▸ THE REQUEST
Return every line of the records below verbatim, with no pictures in the copy.

Stored records

+--

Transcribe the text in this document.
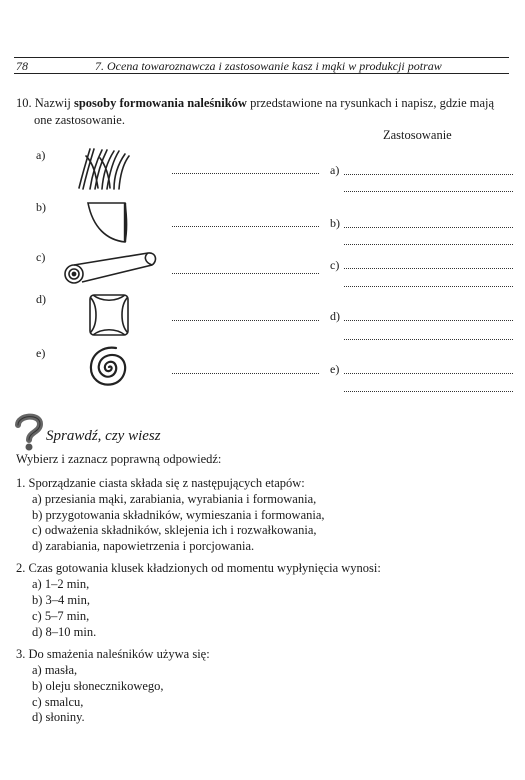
78	7. Ocena towaroznawcza i zastosowanie kasz i mąki w produkcji potraw
10. Nazwij sposoby formowania naleśników przedstawione na rysunkach i napisz, gdzie mają
one zastosowanie.
Zastosowanie
a)
a)
b)
b)
c)
c)
d)
d)
e)
e)
Sprawdź, czy wiesz
Wybierz i zaznacz poprawną odpowiedź:
1. Sporządzanie ciasta składa się z następujących etapów:
a) przesiania mąki, zarabiania, wyrabiania i formowania,
b) przygotowania składników, wymieszania i formowania,
c) odważenia składników, sklejenia ich i rozwałkowania,
d) zarabiania, napowietrzenia i porcjowania.
2. Czas gotowania klusek kładzionych od momentu wypłynięcia wynosi:
a) 1–2 min,
b) 3–4 min,
c) 5–7 min,
d) 8–10 min.
3. Do smażenia naleśników używa się:
a) masła,
b) oleju słonecznikowego,
c) smalcu,
d) słoniny.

+--

▸ EXERCISE OUTPUT
Transcribe the text in this document.
78	7. Ocena towaroznawcza i zastosowanie kasz i mąki w produkcji potraw
10. Nazwij sposoby formowania naleśników przedstawione na rysunkach i napisz, gdzie mają
one zastosowanie.
Zastosowanie
a)
a)
b)
b)
c)
c)
d)
d)
e)
e)
Sprawdź, czy wiesz
Wybierz i zaznacz poprawną odpowiedź:
1. Sporządzanie ciasta składa się z następujących etapów:
a) przesiania mąki, zarabiania, wyrabiania i formowania,
b) przygotowania składników, wymieszania i formowania,
c) odważenia składników, sklejenia ich i rozwałkowania,
d) zarabiania, napowietrzenia i porcjowania.
2. Czas gotowania klusek kładzionych od momentu wypłynięcia wynosi:
a) 1–2 min,
b) 3–4 min,
c) 5–7 min,
d) 8–10 min.
3. Do smażenia naleśników używa się:
a) masła,
b) oleju słonecznikowego,
c) smalcu,
d) słoniny.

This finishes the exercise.